=== AIM ===
Each line of the data that includes the string "스테인레스" is to be copied out.

=== DATA LISTING ===
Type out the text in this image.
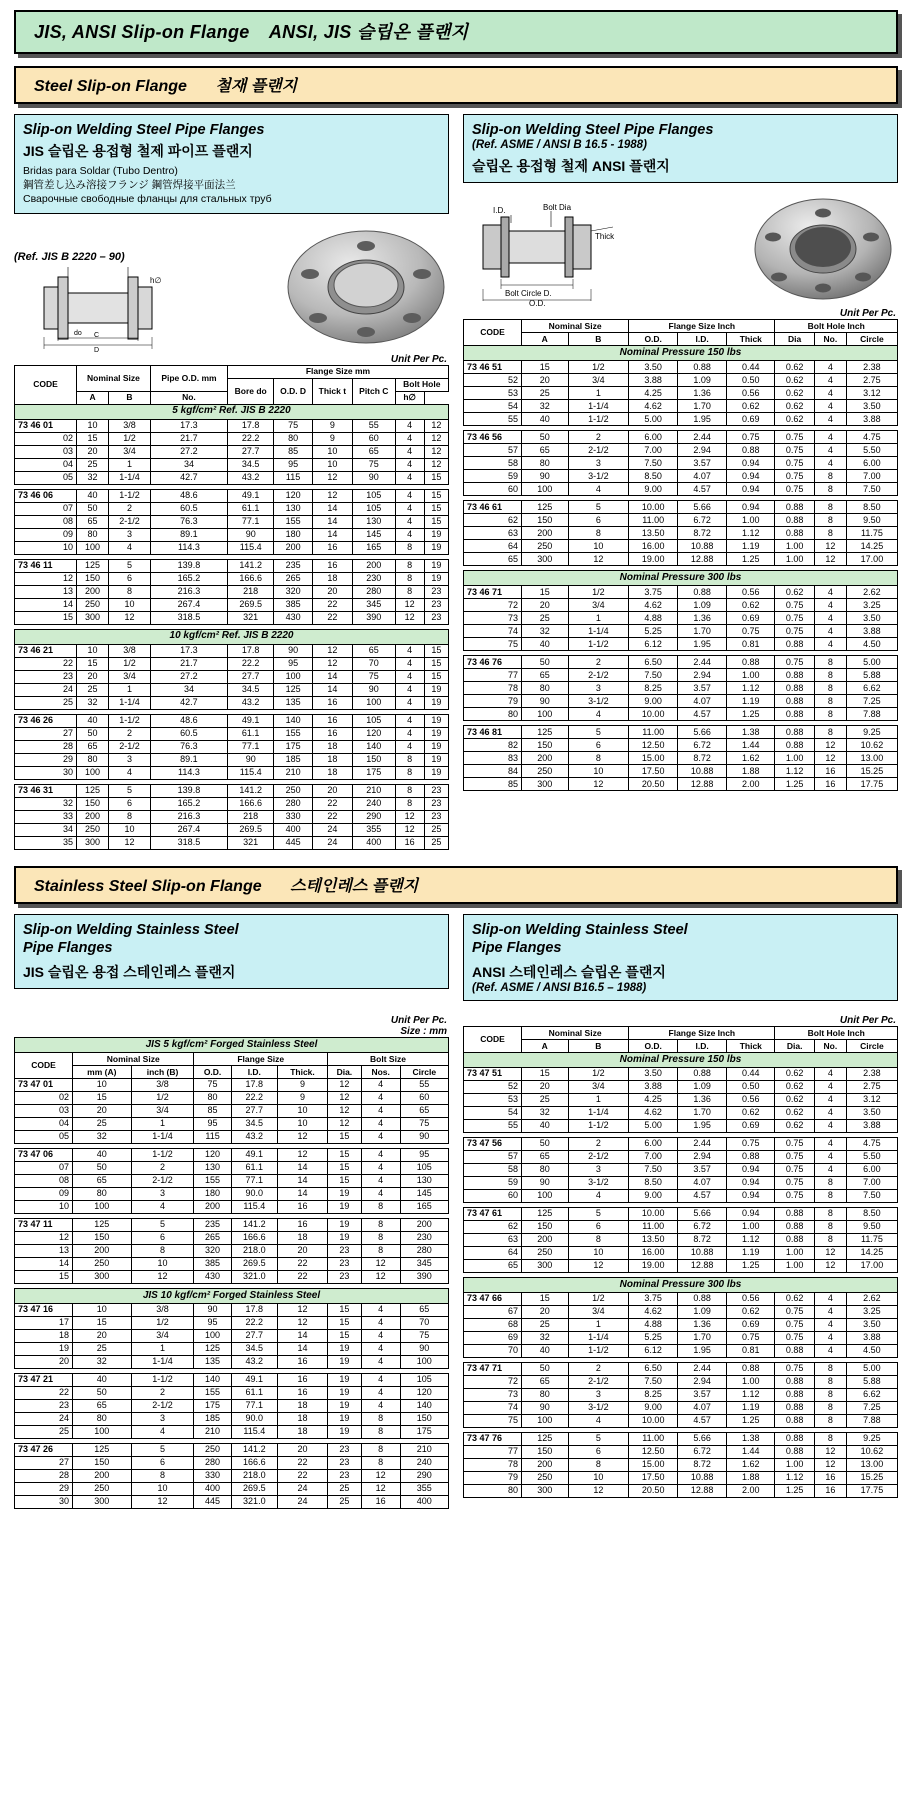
JIS, ANSI Slip-on Flange ANSI, JIS 슬립온 플랜지
Steel Slip-on Flange 철재 플랜지
Slip-on Welding Steel Pipe Flanges
JIS 슬립온 용접형 철제 파이프 플랜지
Bridas para Soldar (Tubo Dentro)
鋼管差し込み溶接フランジ 鋼管焊接平面法兰
Сварочные свободные фланцы для стальных труб
(Ref. JIS B 2220 – 90)
h∅
D
C
do
Unit Per Pc.
CODE	Nominal Size		Pipe O.D. mm	Flange Size mm					
				Bore do	O.D. D	Thick t	Pitch C	Bolt Hole	
	A	B	No.					h∅	
5 kgf/cm² Ref. JIS B 2220									
73 46 01	10	3/8	17.3	17.8	75	9	55	4	12
02	15	1/2	21.7	22.2	80	9	60	4	12
03	20	3/4	27.2	27.7	85	10	65	4	12
04	25	1	34	34.5	95	10	75	4	12
05	32	1-1/4	42.7	43.2	115	12	90	4	15

73 46 06	40	1-1/2	48.6	49.1	120	12	105	4	15
07	50	2	60.5	61.1	130	14	105	4	15
08	65	2-1/2	76.3	77.1	155	14	130	4	15
09	80	3	89.1	90	180	14	145	4	19
10	100	4	114.3	115.4	200	16	165	8	19

73 46 11	125	5	139.8	141.2	235	16	200	8	19
12	150	6	165.2	166.6	265	18	230	8	19
13	200	8	216.3	218	320	20	280	8	23
14	250	10	267.4	269.5	385	22	345	12	23
15	300	12	318.5	321	430	22	390	12	23

10 kgf/cm² Ref. JIS B 2220									
73 46 21	10	3/8	17.3	17.8	90	12	65	4	15
22	15	1/2	21.7	22.2	95	12	70	4	15
23	20	3/4	27.2	27.7	100	14	75	4	15
24	25	1	34	34.5	125	14	90	4	19
25	32	1-1/4	42.7	43.2	135	16	100	4	19

73 46 26	40	1-1/2	48.6	49.1	140	16	105	4	19
27	50	2	60.5	61.1	155	16	120	4	19
28	65	2-1/2	76.3	77.1	175	18	140	4	19
29	80	3	89.1	90	185	18	150	8	19
30	100	4	114.3	115.4	210	18	175	8	19

73 46 31	125	5	139.8	141.2	250	20	210	8	23
32	150	6	165.2	166.6	280	22	240	8	23
33	200	8	216.3	218	330	22	290	12	23
34	250	10	267.4	269.5	400	24	355	12	25
35	300	12	318.5	321	445	24	400	16	25
Slip-on Welding Steel Pipe Flanges
(Ref. ASME / ANSI B 16.5 - 1988)
슬립온 용접형 철제 ANSI 플랜지
I.D.	Bolt Dia
Thick
Bolt Circle D.
O.D.
Unit Per Pc.
CODE	Nominal Size		Flange Size Inch			Bolt Hole Inch		

	A	B	O.D.	I.D.	Thick	Dia	No.	Circle
Nominal Pressure 150 lbs								
73 46 51	15	1/2	3.50	0.88	0.44	0.62	4	2.38
52	20	3/4	3.88	1.09	0.50	0.62	4	2.75
53	25	1	4.25	1.36	0.56	0.62	4	3.12
54	32	1-1/4	4.62	1.70	0.62	0.62	4	3.50
55	40	1-1/2	5.00	1.95	0.69	0.62	4	3.88

73 46 56	50	2	6.00	2.44	0.75	0.75	4	4.75
57	65	2-1/2	7.00	2.94	0.88	0.75	4	5.50
58	80	3	7.50	3.57	0.94	0.75	4	6.00
59	90	3-1/2	8.50	4.07	0.94	0.75	8	7.00
60	100	4	9.00	4.57	0.94	0.75	8	7.50

73 46 61	125	5	10.00	5.66	0.94	0.88	8	8.50
62	150	6	11.00	6.72	1.00	0.88	8	9.50
63	200	8	13.50	8.72	1.12	0.88	8	11.75
64	250	10	16.00	10.88	1.19	1.00	12	14.25
65	300	12	19.00	12.88	1.25	1.00	12	17.00

Nominal Pressure 300 lbs								
73 46 71	15	1/2	3.75	0.88	0.56	0.62	4	2.62
72	20	3/4	4.62	1.09	0.62	0.75	4	3.25
73	25	1	4.88	1.36	0.69	0.75	4	3.50
74	32	1-1/4	5.25	1.70	0.75	0.75	4	3.88
75	40	1-1/2	6.12	1.95	0.81	0.88	4	4.50

73 46 76	50	2	6.50	2.44	0.88	0.75	8	5.00
77	65	2-1/2	7.50	2.94	1.00	0.88	8	5.88
78	80	3	8.25	3.57	1.12	0.88	8	6.62
79	90	3-1/2	9.00	4.07	1.19	0.88	8	7.25
80	100	4	10.00	4.57	1.25	0.88	8	7.88

73 46 81	125	5	11.00	5.66	1.38	0.88	8	9.25
82	150	6	12.50	6.72	1.44	0.88	12	10.62
83	200	8	15.00	8.72	1.62	1.00	12	13.00
84	250	10	17.50	10.88	1.88	1.12	16	15.25
85	300	12	20.50	12.88	2.00	1.25	16	17.75
Stainless Steel Slip-on Flange 스테인레스 플랜지
Slip-on Welding Stainless Steel
Pipe Flanges
JIS 슬립온 용접 스테인레스 플랜지
Unit Per Pc.
Size : mm
JIS 5 kgf/cm² Forged Stainless Steel								
CODE	Nominal Size		Flange Size			Bolt Size		
	mm (A)	inch (B)	O.D.	I.D.	Thick.	Dia.	Nos.	Circle
73 47 01	10	3/8	75	17.8	9	12	4	55
02	15	1/2	80	22.2	9	12	4	60
03	20	3/4	85	27.7	10	12	4	65
04	25	1	95	34.5	10	12	4	75
05	32	1-1/4	115	43.2	12	15	4	90

73 47 06	40	1-1/2	120	49.1	12	15	4	95
07	50	2	130	61.1	14	15	4	105
08	65	2-1/2	155	77.1	14	15	4	130
09	80	3	180	90.0	14	19	4	145
10	100	4	200	115.4	16	19	8	165

73 47 11	125	5	235	141.2	16	19	8	200
12	150	6	265	166.6	18	19	8	230
13	200	8	320	218.0	20	23	8	280
14	250	10	385	269.5	22	23	12	345
15	300	12	430	321.0	22	23	12	390

JIS 10 kgf/cm² Forged Stainless Steel								
73 47 16	10	3/8	90	17.8	12	15	4	65
17	15	1/2	95	22.2	12	15	4	70
18	20	3/4	100	27.7	14	15	4	75
19	25	1	125	34.5	14	19	4	90
20	32	1-1/4	135	43.2	16	19	4	100

73 47 21	40	1-1/2	140	49.1	16	19	4	105
22	50	2	155	61.1	16	19	4	120
23	65	2-1/2	175	77.1	18	19	4	140
24	80	3	185	90.0	18	19	8	150
25	100	4	210	115.4	18	19	8	175

73 47 26	125	5	250	141.2	20	23	8	210
27	150	6	280	166.6	22	23	8	240
28	200	8	330	218.0	22	23	12	290
29	250	10	400	269.5	24	25	12	355
30	300	12	445	321.0	24	25	16	400
Slip-on Welding Stainless Steel
Pipe Flanges
ANSI 스테인레스 슬립온 플랜지
(Ref. ASME / ANSI B16.5 – 1988)
Unit Per Pc.
CODE	Nominal Size		Flange Size Inch			Bolt Hole Inch		

	A	B	O.D.	I.D.	Thick	Dia.	No.	Circle
Nominal Pressure 150 lbs								
73 47 51	15	1/2	3.50	0.88	0.44	0.62	4	2.38
52	20	3/4	3.88	1.09	0.50	0.62	4	2.75
53	25	1	4.25	1.36	0.56	0.62	4	3.12
54	32	1-1/4	4.62	1.70	0.62	0.62	4	3.50
55	40	1-1/2	5.00	1.95	0.69	0.62	4	3.88

73 47 56	50	2	6.00	2.44	0.75	0.75	4	4.75
57	65	2-1/2	7.00	2.94	0.88	0.75	4	5.50
58	80	3	7.50	3.57	0.94	0.75	4	6.00
59	90	3-1/2	8.50	4.07	0.94	0.75	8	7.00
60	100	4	9.00	4.57	0.94	0.75	8	7.50

73 47 61	125	5	10.00	5.66	0.94	0.88	8	8.50
62	150	6	11.00	6.72	1.00	0.88	8	9.50
63	200	8	13.50	8.72	1.12	0.88	8	11.75
64	250	10	16.00	10.88	1.19	1.00	12	14.25
65	300	12	19.00	12.88	1.25	1.00	12	17.00

Nominal Pressure 300 lbs								
73 47 66	15	1/2	3.75	0.88	0.56	0.62	4	2.62
67	20	3/4	4.62	1.09	0.62	0.75	4	3.25
68	25	1	4.88	1.36	0.69	0.75	4	3.50
69	32	1-1/4	5.25	1.70	0.75	0.75	4	3.88
70	40	1-1/2	6.12	1.95	0.81	0.88	4	4.50

73 47 71	50	2	6.50	2.44	0.88	0.75	8	5.00
72	65	2-1/2	7.50	2.94	1.00	0.88	8	5.88
73	80	3	8.25	3.57	1.12	0.88	8	6.62
74	90	3-1/2	9.00	4.07	1.19	0.88	8	7.25
75	100	4	10.00	4.57	1.25	0.88	8	7.88

73 47 76	125	5	11.00	5.66	1.38	0.88	8	9.25
77	150	6	12.50	6.72	1.44	0.88	12	10.62
78	200	8	15.00	8.72	1.62	1.00	12	13.00
79	250	10	17.50	10.88	1.88	1.12	16	15.25
80	300	12	20.50	12.88	2.00	1.25	16	17.75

=== OUTPUT FOR THIS EXERCISE ===
Stainless Steel Slip-on Flange 스테인레스 플랜지
JIS 슬립온 용접 스테인레스 플랜지
ANSI 스테인레스 슬립온 플랜지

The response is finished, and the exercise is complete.